++++ Records provided

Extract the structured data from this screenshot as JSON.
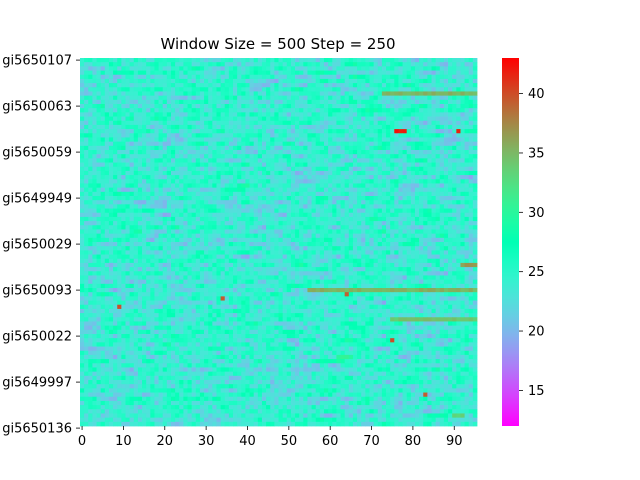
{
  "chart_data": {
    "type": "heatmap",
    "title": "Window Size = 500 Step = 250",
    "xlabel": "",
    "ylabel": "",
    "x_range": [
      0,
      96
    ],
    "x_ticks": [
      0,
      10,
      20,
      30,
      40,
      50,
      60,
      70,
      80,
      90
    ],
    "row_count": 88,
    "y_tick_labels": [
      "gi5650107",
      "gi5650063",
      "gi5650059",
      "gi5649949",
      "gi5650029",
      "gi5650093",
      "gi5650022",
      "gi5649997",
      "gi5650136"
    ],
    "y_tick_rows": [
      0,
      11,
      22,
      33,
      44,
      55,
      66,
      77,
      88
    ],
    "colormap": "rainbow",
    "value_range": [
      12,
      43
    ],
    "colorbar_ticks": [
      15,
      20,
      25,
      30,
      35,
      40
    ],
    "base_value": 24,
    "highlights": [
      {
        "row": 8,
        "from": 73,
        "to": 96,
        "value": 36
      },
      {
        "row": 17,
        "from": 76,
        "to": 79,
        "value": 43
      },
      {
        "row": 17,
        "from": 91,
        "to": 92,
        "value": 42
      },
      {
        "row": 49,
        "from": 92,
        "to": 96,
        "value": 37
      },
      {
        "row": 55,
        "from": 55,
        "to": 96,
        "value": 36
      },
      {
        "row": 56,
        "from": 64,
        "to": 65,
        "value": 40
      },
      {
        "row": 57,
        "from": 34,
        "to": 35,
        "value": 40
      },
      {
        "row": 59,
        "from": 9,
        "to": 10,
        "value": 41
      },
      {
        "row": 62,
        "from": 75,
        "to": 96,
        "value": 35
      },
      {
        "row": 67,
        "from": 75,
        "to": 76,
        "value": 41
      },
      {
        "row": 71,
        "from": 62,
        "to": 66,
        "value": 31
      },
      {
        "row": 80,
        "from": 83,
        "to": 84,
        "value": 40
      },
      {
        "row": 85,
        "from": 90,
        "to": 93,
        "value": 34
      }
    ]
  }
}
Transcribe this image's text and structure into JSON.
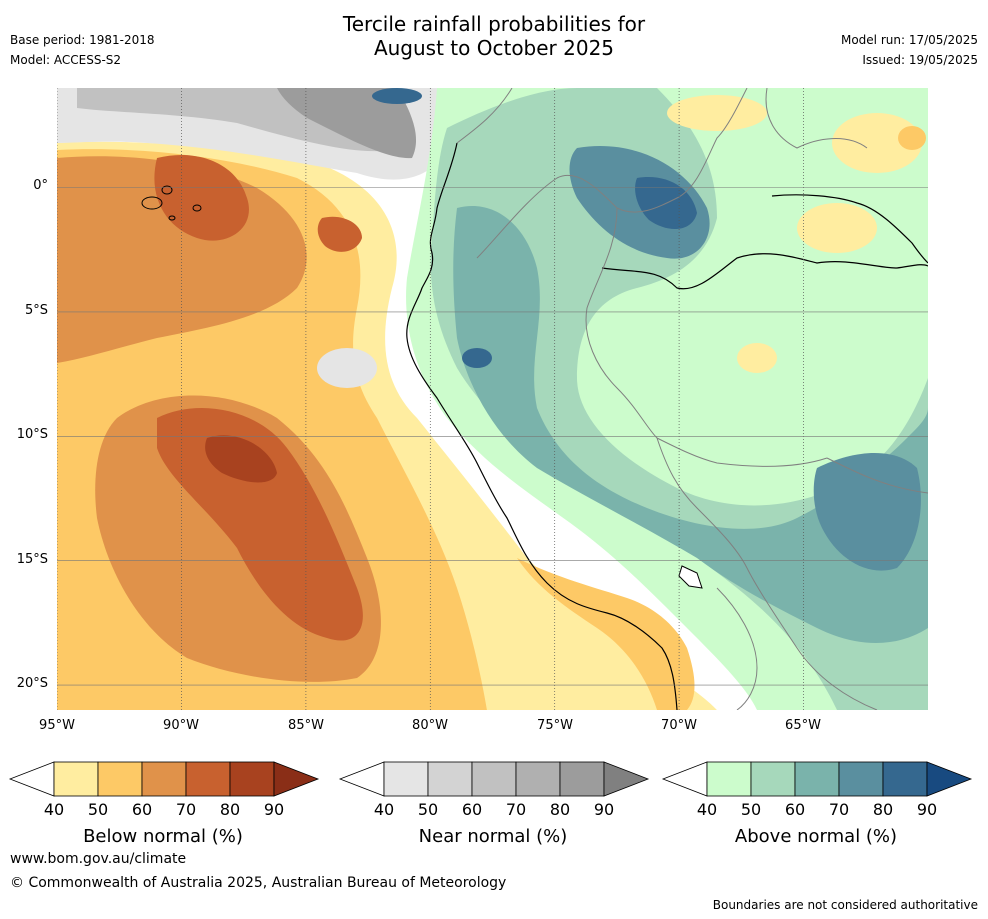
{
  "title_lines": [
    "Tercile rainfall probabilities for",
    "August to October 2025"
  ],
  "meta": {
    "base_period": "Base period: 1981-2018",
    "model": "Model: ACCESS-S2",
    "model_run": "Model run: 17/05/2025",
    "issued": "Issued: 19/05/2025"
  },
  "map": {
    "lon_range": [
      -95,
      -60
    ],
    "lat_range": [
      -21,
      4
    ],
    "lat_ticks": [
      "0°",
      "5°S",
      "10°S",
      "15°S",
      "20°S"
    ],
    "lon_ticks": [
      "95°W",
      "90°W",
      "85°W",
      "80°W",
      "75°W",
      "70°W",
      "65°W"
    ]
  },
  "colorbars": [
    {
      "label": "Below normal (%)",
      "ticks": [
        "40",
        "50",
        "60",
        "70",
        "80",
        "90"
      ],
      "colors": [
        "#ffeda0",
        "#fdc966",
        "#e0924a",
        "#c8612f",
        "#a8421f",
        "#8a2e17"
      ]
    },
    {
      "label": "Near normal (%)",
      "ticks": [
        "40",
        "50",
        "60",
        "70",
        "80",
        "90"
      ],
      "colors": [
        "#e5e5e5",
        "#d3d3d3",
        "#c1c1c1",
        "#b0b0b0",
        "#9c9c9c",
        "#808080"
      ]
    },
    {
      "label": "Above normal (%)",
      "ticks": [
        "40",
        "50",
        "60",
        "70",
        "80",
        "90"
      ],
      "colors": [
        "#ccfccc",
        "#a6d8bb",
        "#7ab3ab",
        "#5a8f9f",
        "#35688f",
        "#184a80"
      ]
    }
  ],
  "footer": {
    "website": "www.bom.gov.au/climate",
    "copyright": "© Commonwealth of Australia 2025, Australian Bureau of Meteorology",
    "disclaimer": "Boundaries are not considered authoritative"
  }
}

++++++++
++++ Records provided

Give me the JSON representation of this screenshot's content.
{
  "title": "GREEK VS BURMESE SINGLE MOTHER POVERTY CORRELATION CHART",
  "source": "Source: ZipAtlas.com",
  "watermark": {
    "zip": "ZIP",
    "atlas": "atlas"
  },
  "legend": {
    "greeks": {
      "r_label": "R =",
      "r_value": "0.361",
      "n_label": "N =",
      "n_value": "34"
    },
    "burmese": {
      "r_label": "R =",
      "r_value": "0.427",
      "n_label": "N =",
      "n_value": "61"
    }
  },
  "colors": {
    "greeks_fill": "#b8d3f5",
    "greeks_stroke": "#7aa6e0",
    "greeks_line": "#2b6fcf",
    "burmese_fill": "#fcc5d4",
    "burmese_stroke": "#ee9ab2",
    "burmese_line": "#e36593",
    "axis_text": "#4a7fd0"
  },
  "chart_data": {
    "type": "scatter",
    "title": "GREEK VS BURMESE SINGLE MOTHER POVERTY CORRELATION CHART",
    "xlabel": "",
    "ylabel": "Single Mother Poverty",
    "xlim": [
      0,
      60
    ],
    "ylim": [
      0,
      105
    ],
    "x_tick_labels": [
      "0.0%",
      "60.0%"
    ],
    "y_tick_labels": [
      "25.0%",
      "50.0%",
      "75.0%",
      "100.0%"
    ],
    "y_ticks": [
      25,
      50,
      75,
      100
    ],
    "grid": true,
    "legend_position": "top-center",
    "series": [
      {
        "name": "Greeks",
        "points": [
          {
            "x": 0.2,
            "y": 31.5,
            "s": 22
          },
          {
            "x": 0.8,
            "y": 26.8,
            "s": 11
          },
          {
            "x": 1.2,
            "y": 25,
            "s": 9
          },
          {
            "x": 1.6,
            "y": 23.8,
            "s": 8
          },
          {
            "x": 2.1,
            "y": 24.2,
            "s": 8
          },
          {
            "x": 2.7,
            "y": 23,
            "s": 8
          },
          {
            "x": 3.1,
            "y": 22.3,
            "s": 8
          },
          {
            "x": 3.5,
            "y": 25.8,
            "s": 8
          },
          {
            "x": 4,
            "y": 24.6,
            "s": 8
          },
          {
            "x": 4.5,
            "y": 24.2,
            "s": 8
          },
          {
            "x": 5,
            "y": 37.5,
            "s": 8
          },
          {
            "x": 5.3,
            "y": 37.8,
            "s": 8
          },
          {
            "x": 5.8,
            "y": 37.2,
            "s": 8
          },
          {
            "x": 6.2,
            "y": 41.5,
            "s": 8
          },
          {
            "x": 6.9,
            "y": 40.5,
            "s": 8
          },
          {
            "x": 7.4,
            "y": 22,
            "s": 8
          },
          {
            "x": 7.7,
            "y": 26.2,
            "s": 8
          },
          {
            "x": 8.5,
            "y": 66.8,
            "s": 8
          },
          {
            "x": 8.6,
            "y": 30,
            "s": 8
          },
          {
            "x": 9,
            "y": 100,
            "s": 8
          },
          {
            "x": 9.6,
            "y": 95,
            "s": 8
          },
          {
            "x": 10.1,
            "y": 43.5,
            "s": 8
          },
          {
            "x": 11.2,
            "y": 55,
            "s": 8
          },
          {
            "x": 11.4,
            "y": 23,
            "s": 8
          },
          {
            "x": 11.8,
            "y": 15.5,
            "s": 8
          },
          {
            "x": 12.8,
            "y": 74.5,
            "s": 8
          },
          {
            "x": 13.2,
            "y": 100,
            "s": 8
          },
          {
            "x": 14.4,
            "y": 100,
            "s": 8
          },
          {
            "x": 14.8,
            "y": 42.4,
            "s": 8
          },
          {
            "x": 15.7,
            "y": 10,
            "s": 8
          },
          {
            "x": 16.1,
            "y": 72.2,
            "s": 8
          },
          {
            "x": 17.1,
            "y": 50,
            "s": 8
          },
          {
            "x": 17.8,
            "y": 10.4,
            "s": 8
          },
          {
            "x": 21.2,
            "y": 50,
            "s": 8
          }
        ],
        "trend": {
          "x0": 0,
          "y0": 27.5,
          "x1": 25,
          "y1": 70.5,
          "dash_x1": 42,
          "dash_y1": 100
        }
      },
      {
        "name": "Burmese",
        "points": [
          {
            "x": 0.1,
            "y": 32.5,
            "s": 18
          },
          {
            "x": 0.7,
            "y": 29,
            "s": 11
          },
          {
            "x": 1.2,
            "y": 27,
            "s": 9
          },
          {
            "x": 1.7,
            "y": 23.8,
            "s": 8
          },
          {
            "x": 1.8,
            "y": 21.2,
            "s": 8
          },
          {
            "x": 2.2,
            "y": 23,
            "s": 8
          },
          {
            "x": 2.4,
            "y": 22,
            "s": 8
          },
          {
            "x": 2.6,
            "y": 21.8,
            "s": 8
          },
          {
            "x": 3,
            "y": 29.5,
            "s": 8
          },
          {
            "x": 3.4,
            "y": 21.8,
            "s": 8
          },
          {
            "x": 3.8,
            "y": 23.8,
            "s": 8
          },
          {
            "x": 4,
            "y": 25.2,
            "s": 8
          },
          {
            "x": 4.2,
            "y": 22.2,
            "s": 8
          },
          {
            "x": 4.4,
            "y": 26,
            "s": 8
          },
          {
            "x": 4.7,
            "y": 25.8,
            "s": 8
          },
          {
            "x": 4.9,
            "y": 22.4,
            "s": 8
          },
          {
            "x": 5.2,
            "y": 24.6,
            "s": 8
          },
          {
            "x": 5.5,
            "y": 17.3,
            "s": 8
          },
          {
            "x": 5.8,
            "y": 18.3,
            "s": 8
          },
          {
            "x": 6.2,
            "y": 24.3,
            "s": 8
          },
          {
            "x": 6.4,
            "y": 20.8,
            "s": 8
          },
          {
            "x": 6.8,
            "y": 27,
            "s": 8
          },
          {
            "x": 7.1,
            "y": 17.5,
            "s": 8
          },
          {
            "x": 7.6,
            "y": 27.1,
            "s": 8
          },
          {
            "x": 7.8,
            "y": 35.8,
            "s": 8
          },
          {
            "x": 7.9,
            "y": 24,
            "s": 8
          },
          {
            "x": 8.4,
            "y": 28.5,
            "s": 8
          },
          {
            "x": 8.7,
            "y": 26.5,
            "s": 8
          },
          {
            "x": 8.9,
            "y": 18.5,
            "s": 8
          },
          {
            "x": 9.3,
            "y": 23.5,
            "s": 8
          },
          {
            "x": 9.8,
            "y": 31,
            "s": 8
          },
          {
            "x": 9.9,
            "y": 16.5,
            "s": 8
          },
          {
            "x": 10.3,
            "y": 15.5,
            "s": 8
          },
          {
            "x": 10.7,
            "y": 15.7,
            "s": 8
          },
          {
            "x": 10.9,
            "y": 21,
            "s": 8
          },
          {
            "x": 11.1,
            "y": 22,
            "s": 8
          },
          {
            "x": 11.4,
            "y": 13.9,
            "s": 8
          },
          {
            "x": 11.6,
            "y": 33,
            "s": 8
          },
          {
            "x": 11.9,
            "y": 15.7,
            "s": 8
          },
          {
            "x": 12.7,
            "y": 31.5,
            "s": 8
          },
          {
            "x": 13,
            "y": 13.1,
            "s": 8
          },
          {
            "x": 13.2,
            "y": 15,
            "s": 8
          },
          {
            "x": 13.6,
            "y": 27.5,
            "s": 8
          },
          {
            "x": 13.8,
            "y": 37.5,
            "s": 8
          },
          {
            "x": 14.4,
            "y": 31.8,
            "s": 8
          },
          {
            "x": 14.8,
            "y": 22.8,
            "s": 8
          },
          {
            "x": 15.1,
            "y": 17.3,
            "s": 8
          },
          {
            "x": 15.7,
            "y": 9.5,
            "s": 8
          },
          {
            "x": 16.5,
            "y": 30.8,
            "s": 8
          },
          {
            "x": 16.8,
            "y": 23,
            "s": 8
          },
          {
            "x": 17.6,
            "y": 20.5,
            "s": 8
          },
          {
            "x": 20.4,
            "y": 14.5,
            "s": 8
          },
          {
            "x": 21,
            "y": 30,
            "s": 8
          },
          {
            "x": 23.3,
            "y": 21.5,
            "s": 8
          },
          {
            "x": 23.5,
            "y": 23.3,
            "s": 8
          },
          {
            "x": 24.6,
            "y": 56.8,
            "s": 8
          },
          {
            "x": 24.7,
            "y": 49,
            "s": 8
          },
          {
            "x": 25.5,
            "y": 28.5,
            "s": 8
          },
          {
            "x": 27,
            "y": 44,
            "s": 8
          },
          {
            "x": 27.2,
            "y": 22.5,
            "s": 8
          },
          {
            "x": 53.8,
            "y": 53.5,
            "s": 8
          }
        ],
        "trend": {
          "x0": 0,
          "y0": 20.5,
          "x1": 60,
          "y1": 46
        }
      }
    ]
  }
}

++++++++

**Written request**
Looking at the material above, count the lines containing the string "this" and reply with the count alone.

**Response below**
3